[Some records]
- - -
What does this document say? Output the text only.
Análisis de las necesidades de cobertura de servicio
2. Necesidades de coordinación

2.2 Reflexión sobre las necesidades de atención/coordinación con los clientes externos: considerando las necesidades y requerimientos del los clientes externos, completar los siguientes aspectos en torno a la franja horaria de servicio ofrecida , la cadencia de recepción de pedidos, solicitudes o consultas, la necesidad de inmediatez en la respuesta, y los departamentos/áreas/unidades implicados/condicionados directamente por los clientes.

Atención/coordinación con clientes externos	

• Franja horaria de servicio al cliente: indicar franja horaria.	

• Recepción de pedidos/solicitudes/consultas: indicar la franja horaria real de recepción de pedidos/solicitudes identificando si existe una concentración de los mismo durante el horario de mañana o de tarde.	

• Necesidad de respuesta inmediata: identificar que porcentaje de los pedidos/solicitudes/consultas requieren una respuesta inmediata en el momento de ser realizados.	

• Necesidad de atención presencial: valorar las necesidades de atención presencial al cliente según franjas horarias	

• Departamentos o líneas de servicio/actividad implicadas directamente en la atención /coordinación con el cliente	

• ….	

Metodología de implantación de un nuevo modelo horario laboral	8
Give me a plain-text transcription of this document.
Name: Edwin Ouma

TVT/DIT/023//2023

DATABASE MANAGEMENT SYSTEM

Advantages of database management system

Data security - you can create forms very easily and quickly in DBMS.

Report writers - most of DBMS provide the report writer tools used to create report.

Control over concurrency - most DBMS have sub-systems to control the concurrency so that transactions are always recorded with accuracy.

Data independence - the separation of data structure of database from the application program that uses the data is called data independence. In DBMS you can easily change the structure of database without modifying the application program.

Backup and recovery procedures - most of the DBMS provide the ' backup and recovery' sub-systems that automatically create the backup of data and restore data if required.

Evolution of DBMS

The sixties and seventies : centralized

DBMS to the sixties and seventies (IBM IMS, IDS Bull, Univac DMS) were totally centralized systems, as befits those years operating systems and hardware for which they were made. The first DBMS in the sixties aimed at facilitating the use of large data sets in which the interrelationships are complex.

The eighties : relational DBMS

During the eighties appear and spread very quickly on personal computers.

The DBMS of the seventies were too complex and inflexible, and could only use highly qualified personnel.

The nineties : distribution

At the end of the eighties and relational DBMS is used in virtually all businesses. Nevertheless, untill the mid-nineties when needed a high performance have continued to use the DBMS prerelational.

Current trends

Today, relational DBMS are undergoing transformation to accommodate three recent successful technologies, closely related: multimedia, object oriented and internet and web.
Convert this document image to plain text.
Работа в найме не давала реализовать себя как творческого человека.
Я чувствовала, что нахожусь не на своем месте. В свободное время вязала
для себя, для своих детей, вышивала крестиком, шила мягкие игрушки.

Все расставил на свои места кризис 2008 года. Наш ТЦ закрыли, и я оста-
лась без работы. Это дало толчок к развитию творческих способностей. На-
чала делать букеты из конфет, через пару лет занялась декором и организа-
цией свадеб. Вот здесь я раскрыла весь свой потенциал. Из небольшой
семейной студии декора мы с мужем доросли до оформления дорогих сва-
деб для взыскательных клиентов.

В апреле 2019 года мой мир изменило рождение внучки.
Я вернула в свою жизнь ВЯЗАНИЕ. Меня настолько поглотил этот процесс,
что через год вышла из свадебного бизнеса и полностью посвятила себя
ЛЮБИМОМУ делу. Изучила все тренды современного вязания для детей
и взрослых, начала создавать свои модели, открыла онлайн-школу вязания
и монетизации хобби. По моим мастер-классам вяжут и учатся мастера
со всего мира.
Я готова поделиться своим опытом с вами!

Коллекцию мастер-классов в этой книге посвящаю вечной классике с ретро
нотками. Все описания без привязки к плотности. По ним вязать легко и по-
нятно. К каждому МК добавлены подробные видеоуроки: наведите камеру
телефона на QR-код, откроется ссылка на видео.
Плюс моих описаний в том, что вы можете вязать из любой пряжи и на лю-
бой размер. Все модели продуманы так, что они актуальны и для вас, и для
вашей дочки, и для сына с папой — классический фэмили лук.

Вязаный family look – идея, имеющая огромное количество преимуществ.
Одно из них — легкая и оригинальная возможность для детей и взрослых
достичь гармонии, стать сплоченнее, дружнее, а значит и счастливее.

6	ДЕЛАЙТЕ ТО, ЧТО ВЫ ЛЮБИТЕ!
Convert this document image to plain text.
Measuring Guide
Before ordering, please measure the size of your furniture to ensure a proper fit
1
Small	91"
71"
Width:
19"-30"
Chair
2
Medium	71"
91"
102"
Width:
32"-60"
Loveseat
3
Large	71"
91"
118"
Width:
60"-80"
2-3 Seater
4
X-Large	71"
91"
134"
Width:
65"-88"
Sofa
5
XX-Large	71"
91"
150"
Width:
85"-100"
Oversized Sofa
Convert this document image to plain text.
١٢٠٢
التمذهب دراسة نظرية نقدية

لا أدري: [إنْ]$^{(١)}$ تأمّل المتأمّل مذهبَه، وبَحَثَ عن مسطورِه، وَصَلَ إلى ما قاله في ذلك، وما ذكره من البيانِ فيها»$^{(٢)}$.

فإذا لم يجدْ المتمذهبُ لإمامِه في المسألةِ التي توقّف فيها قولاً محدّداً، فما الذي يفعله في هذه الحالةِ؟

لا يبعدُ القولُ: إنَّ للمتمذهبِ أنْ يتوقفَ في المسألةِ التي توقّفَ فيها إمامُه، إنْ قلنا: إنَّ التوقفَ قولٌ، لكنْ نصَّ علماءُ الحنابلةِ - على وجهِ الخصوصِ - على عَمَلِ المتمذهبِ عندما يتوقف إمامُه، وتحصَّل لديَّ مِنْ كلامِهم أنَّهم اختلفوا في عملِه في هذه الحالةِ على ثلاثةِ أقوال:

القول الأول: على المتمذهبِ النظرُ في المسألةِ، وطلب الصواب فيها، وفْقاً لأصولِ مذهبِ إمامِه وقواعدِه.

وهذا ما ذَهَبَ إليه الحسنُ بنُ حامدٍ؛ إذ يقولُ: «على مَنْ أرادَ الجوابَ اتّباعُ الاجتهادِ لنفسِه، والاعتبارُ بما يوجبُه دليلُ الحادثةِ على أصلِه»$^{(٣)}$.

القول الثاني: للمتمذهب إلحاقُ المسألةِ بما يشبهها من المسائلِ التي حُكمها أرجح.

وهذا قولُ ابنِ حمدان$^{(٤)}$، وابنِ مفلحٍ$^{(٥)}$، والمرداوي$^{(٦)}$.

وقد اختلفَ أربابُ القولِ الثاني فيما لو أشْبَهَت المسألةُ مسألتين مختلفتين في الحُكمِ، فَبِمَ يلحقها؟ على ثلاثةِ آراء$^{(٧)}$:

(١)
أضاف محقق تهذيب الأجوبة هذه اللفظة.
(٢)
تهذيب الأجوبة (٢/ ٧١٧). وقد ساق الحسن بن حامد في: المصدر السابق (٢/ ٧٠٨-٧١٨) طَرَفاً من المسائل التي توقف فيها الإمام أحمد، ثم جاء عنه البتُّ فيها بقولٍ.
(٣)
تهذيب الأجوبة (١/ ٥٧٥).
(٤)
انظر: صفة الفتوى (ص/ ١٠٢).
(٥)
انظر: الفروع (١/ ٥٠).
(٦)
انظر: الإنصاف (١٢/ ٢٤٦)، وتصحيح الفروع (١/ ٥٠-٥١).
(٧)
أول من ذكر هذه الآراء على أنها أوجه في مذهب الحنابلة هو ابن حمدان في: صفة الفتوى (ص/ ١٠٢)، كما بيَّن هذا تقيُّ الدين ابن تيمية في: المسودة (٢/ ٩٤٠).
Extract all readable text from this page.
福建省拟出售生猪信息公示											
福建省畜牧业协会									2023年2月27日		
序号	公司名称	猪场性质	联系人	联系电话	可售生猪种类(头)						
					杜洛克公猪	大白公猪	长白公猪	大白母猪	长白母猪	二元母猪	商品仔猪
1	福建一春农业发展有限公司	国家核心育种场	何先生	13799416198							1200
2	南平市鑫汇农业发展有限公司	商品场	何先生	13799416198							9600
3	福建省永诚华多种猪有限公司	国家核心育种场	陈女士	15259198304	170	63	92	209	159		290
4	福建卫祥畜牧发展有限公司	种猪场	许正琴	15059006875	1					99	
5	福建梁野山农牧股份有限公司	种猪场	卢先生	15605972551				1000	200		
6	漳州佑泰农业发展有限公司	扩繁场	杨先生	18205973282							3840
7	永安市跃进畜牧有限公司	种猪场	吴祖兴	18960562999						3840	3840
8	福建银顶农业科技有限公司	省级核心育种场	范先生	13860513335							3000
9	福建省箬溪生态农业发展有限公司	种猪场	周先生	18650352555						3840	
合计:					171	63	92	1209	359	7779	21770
- - -
Pick out the lines above containing the word "provide", then copy them.

- Finished exercise -
Report writers - most of DBMS provide the report writer tools used to create report.
Backup and recovery procedures - most of the DBMS provide the ' backup and recovery' sub-systems that automatically create the backup of data and restore data if required.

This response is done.